#### [学以致用]
a. 根据关于llama.cpp运行Qwen3.6-27B的帖子,说明其中用的是哪一种MTP,以及帖子给出的速度和当前限制。请用一到三句话作答。
b. 关于llama.cpp运行Qwen3.6-27B的帖子在配置中间停住了,请从停下的地方往下续写。

---------- 文本节选 ----------

速度60tokens/s,目前不支持多并发,这个是合并到llama.cpp主线的mtp
运行命令
/workspace/llama-server -m /workspace/model/Qwen3.6-27B-MTP-UD-Q4_K_XL.gguf --host 0.0.0.0 --port 5001 -ngl 99 -t 8 --spec-type draft-mtp --spec-draft-n-max 2 -np 1 -c 131072 -ctk q8_0 -ctv q8_0 --reasoning off
openclaw config
"agents": {
"defaults": {
"workspace": "/home/mls/.openclaw/workspace",
"model": {
"primary": "cnb/Qwen3.6-27B-Q4"

---------- 所给数据 ----------

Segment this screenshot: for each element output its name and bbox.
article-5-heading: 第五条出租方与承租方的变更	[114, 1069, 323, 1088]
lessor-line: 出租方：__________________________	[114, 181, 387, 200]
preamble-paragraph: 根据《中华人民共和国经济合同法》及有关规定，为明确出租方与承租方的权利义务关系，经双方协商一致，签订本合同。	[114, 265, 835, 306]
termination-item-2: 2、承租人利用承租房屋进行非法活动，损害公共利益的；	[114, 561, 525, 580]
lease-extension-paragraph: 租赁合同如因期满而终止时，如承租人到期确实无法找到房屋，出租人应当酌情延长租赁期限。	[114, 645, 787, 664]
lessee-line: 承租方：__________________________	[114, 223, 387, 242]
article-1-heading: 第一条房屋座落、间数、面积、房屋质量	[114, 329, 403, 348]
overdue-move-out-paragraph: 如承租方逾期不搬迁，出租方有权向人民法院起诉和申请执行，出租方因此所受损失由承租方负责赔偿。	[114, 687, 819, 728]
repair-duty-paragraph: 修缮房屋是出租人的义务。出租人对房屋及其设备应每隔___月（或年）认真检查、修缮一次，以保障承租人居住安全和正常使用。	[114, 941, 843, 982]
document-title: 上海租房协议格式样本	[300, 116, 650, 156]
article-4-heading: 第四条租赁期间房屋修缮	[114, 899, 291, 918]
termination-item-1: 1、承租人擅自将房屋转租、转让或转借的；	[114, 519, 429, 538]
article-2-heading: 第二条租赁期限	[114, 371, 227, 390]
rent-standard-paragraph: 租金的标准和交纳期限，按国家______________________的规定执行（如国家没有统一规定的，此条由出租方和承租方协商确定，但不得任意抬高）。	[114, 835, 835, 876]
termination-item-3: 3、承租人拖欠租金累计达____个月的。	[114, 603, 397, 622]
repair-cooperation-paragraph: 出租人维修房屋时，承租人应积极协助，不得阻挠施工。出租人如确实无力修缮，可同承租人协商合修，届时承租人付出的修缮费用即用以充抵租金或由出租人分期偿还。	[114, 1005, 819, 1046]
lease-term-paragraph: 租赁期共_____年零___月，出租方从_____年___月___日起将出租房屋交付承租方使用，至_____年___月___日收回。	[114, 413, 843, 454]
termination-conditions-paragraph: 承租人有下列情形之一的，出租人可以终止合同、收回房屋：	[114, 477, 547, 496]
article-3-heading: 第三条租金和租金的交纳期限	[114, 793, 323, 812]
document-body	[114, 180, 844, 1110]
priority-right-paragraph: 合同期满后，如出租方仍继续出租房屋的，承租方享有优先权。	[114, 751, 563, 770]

----------

#### [你的回答]
a. 帖子用的是已经合并到llama.cpp主线的MTP,速度为60 tokens/s。目前它还不支持多并发。

b.
},
"models": {
"modelscope/ZhipuAI/GLM-5.1": {"alias": "GLM-5.1"},
"cnb/Qwen3.6-27B-UD-Q4_K_XL.gguf": {"alias": "Qwen3.6-27B-Q4"}
}
}
}
"models": {
"mode": "merge",
"providers": {
"cnb": {
"baseUrl": "https://vd1odtlvc7-8082.cnb.run/v1",
"api": "openai-completions",
"apiKey": "ss-",
"models": [
{
"id": "Qwen3.6-27B-UD-Q4_K_XL.gguf",
"name": "Qwen3.6-27B-Q4",
"contextWindow": 262144,
"maxTokens": 262144,
"input": ["text"],
"cost": {"input": 0, "output": 0, "cacheRead": 0, "cacheWrite": 0},
"reasoning": false
}
]
},
"modelscope": {
"baseUrl": "https://api-inference.modelscope.cn/v1",
"api": "openai-completions",
"apiKey": "ms-",
"models": [
{
"id": "ZhipuAI/GLM-5.1",
"name": "GLM-5.1",
"contextWindow": 202752,
"maxTokens": 202752,
"input": ["text"],
"cost": {"input": 0, "output": 0, "cacheRead": 0, "cacheWrite": 0},
"reasoning": false
}
]
}
}
}
apikey 随便填,关闭了,视觉识别,个人感觉,目前针对openclaw没啥用,还不完善,报错太多.